Exercise input =>
● ● ● ● ●
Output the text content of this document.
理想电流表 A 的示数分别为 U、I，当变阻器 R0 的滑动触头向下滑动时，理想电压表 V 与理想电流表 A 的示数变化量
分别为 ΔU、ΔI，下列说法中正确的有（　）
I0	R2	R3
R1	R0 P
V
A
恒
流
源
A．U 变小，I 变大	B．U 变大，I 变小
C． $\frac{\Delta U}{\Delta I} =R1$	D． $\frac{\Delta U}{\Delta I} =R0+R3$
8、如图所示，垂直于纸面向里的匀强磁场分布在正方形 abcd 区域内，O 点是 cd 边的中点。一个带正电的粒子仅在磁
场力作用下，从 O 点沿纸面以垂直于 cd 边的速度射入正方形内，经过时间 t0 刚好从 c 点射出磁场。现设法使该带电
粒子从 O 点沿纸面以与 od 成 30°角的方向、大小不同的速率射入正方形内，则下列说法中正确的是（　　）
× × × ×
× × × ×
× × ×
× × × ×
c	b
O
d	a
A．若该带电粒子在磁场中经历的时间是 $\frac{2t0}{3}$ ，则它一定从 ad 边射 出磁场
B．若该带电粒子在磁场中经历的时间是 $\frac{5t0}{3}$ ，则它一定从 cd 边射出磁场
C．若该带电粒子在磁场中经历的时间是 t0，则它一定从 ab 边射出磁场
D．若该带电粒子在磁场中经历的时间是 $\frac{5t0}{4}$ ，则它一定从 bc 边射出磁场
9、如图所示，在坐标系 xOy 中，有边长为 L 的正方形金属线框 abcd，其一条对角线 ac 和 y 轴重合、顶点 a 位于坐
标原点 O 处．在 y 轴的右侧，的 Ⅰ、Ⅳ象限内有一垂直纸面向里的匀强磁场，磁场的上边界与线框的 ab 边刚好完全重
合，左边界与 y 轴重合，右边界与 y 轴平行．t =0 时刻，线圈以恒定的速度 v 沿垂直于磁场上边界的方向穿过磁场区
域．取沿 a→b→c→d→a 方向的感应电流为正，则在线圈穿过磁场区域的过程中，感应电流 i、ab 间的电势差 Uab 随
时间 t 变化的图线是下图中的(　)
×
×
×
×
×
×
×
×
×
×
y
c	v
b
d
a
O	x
● ● ● ● ●
Short exercise =>
Print the material above once more, exactly.

Task result =>
Output the text content of this document.
理想电流表 A 的示数分别为 U、I，当变阻器 R0 的滑动触头向下滑动时，理想电压表 V 与理想电流表 A 的示数变化量
分别为 ΔU、ΔI，下列说法中正确的有（　）
I0	R2	R3
R1	R0 P
V
A
恒
流
源
A．U 变小，I 变大	B．U 变大，I 变小
C． $\frac{\Delta U}{\Delta I} =R1$	D． $\frac{\Delta U}{\Delta I} =R0+R3$
8、如图所示，垂直于纸面向里的匀强磁场分布在正方形 abcd 区域内，O 点是 cd 边的中点。一个带正电的粒子仅在磁
场力作用下，从 O 点沿纸面以垂直于 cd 边的速度射入正方形内，经过时间 t0 刚好从 c 点射出磁场。现设法使该带电
粒子从 O 点沿纸面以与 od 成 30°角的方向、大小不同的速率射入正方形内，则下列说法中正确的是（　　）
× × × ×
× × × ×
× × ×
× × × ×
c	b
O
d	a
A．若该带电粒子在磁场中经历的时间是 $\frac{2t0}{3}$ ，则它一定从 ad 边射 出磁场
B．若该带电粒子在磁场中经历的时间是 $\frac{5t0}{3}$ ，则它一定从 cd 边射出磁场
C．若该带电粒子在磁场中经历的时间是 t0，则它一定从 ab 边射出磁场
D．若该带电粒子在磁场中经历的时间是 $\frac{5t0}{4}$ ，则它一定从 bc 边射出磁场
9、如图所示，在坐标系 xOy 中，有边长为 L 的正方形金属线框 abcd，其一条对角线 ac 和 y 轴重合、顶点 a 位于坐
标原点 O 处．在 y 轴的右侧，的 Ⅰ、Ⅳ象限内有一垂直纸面向里的匀强磁场，磁场的上边界与线框的 ab 边刚好完全重
合，左边界与 y 轴重合，右边界与 y 轴平行．t =0 时刻，线圈以恒定的速度 v 沿垂直于磁场上边界的方向穿过磁场区
域．取沿 a→b→c→d→a 方向的感应电流为正，则在线圈穿过磁场区域的过程中，感应电流 i、ab 间的电势差 Uab 随
时间 t 变化的图线是下图中的(　)
×
×
×
×
×
×
×
×
×
×
y
c	v
b
d
a
O	x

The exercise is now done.